* **Stated task**
Under this task are some entries; return every one of them exactly.

* **Data lines**

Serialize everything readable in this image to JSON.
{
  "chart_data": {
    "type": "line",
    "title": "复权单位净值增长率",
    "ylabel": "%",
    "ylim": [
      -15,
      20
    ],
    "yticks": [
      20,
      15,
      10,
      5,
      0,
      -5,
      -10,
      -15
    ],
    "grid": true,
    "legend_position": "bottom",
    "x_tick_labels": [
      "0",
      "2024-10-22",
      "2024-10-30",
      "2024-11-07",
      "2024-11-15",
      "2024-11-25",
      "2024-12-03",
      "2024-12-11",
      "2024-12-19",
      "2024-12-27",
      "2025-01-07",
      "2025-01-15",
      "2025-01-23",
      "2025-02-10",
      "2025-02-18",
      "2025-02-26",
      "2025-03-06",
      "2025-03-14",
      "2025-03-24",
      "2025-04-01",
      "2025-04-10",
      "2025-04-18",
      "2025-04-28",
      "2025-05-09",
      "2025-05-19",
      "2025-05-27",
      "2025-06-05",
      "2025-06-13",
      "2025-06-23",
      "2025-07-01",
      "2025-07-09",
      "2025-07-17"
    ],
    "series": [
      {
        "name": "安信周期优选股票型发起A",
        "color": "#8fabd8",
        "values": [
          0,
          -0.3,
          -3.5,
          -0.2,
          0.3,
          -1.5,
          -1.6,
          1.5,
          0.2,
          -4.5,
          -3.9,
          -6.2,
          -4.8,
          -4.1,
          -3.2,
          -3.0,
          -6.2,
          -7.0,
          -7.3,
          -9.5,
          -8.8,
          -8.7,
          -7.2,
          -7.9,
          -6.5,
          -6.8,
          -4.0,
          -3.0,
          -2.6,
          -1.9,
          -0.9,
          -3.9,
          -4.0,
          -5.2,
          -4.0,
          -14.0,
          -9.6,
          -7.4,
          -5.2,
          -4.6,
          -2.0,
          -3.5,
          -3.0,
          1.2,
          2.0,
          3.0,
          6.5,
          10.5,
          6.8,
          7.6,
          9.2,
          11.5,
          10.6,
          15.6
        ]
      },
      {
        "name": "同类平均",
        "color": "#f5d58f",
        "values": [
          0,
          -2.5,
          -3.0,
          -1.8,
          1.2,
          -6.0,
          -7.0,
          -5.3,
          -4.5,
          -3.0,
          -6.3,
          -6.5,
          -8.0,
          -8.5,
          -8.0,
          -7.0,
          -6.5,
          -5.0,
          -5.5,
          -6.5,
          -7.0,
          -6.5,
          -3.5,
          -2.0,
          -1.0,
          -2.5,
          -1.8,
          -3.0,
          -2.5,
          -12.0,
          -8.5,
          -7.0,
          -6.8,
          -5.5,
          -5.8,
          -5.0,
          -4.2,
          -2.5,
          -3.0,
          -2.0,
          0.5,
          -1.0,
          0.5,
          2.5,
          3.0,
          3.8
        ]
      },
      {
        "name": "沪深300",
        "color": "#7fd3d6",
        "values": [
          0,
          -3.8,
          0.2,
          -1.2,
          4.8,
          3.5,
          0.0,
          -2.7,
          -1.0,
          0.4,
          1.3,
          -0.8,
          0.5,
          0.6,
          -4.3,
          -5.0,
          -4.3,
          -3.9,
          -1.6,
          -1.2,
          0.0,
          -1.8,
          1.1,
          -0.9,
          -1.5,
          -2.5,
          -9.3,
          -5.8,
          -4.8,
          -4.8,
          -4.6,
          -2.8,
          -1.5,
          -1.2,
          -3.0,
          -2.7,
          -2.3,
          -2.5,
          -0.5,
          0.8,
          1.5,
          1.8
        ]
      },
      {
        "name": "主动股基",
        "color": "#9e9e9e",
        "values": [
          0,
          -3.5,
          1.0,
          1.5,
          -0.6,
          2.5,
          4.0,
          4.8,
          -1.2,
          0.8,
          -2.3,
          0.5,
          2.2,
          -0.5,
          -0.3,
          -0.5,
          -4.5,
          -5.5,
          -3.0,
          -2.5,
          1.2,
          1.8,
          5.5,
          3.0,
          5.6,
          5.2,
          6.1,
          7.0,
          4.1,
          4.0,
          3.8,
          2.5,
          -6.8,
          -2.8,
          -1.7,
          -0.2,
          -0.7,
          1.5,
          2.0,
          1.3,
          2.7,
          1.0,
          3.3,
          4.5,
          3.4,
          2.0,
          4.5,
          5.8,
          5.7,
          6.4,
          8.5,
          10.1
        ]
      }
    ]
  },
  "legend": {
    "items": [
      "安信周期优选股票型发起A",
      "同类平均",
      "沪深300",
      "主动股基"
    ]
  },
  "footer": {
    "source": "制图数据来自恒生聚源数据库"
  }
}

* **Result of the task**
Serialize everything readable in this image to JSON.
{
  "chart_data": {
    "type": "line",
    "title": "复权单位净值增长率",
    "ylabel": "%",
    "ylim": [
      -15,
      20
    ],
    "yticks": [
      20,
      15,
      10,
      5,
      0,
      -5,
      -10,
      -15
    ],
    "grid": true,
    "legend_position": "bottom",
    "x_tick_labels": [
      "0",
      "2024-10-22",
      "2024-10-30",
      "2024-11-07",
      "2024-11-15",
      "2024-11-25",
      "2024-12-03",
      "2024-12-11",
      "2024-12-19",
      "2024-12-27",
      "2025-01-07",
      "2025-01-15",
      "2025-01-23",
      "2025-02-10",
      "2025-02-18",
      "2025-02-26",
      "2025-03-06",
      "2025-03-14",
      "2025-03-24",
      "2025-04-01",
      "2025-04-10",
      "2025-04-18",
      "2025-04-28",
      "2025-05-09",
      "2025-05-19",
      "2025-05-27",
      "2025-06-05",
      "2025-06-13",
      "2025-06-23",
      "2025-07-01",
      "2025-07-09",
      "2025-07-17"
    ],
    "series": [
      {
        "name": "安信周期优选股票型发起A",
        "color": "#8fabd8",
        "values": [
          0,
          -0.3,
          -3.5,
          -0.2,
          0.3,
          -1.5,
          -1.6,
          1.5,
          0.2,
          -4.5,
          -3.9,
          -6.2,
          -4.8,
          -4.1,
          -3.2,
          -3.0,
          -6.2,
          -7.0,
          -7.3,
          -9.5,
          -8.8,
          -8.7,
          -7.2,
          -7.9,
          -6.5,
          -6.8,
          -4.0,
          -3.0,
          -2.6,
          -1.9,
          -0.9,
          -3.9,
          -4.0,
          -5.2,
          -4.0,
          -14.0,
          -9.6,
          -7.4,
          -5.2,
          -4.6,
          -2.0,
          -3.5,
          -3.0,
          1.2,
          2.0,
          3.0,
          6.5,
          10.5,
          6.8,
          7.6,
          9.2,
          11.5,
          10.6,
          15.6
        ]
      },
      {
        "name": "同类平均",
        "color": "#f5d58f",
        "values": [
          0,
          -2.5,
          -3.0,
          -1.8,
          1.2,
          -6.0,
          -7.0,
          -5.3,
          -4.5,
          -3.0,
          -6.3,
          -6.5,
          -8.0,
          -8.5,
          -8.0,
          -7.0,
          -6.5,
          -5.0,
          -5.5,
          -6.5,
          -7.0,
          -6.5,
          -3.5,
          -2.0,
          -1.0,
          -2.5,
          -1.8,
          -3.0,
          -2.5,
          -12.0,
          -8.5,
          -7.0,
          -6.8,
          -5.5,
          -5.8,
          -5.0,
          -4.2,
          -2.5,
          -3.0,
          -2.0,
          0.5,
          -1.0,
          0.5,
          2.5,
          3.0,
          3.8
        ]
      },
      {
        "name": "沪深300",
        "color": "#7fd3d6",
        "values": [
          0,
          -3.8,
          0.2,
          -1.2,
          4.8,
          3.5,
          0.0,
          -2.7,
          -1.0,
          0.4,
          1.3,
          -0.8,
          0.5,
          0.6,
          -4.3,
          -5.0,
          -4.3,
          -3.9,
          -1.6,
          -1.2,
          0.0,
          -1.8,
          1.1,
          -0.9,
          -1.5,
          -2.5,
          -9.3,
          -5.8,
          -4.8,
          -4.8,
          -4.6,
          -2.8,
          -1.5,
          -1.2,
          -3.0,
          -2.7,
          -2.3,
          -2.5,
          -0.5,
          0.8,
          1.5,
          1.8
        ]
      },
      {
        "name": "主动股基",
        "color": "#9e9e9e",
        "values": [
          0,
          -3.5,
          1.0,
          1.5,
          -0.6,
          2.5,
          4.0,
          4.8,
          -1.2,
          0.8,
          -2.3,
          0.5,
          2.2,
          -0.5,
          -0.3,
          -0.5,
          -4.5,
          -5.5,
          -3.0,
          -2.5,
          1.2,
          1.8,
          5.5,
          3.0,
          5.6,
          5.2,
          6.1,
          7.0,
          4.1,
          4.0,
          3.8,
          2.5,
          -6.8,
          -2.8,
          -1.7,
          -0.2,
          -0.7,
          1.5,
          2.0,
          1.3,
          2.7,
          1.0,
          3.3,
          4.5,
          3.4,
          2.0,
          4.5,
          5.8,
          5.7,
          6.4,
          8.5,
          10.1
        ]
      }
    ]
  },
  "legend": {
    "items": [
      "安信周期优选股票型发起A",
      "同类平均",
      "沪深300",
      "主动股基"
    ]
  },
  "footer": {
    "source": "制图数据来自恒生聚源数据库"
  }
}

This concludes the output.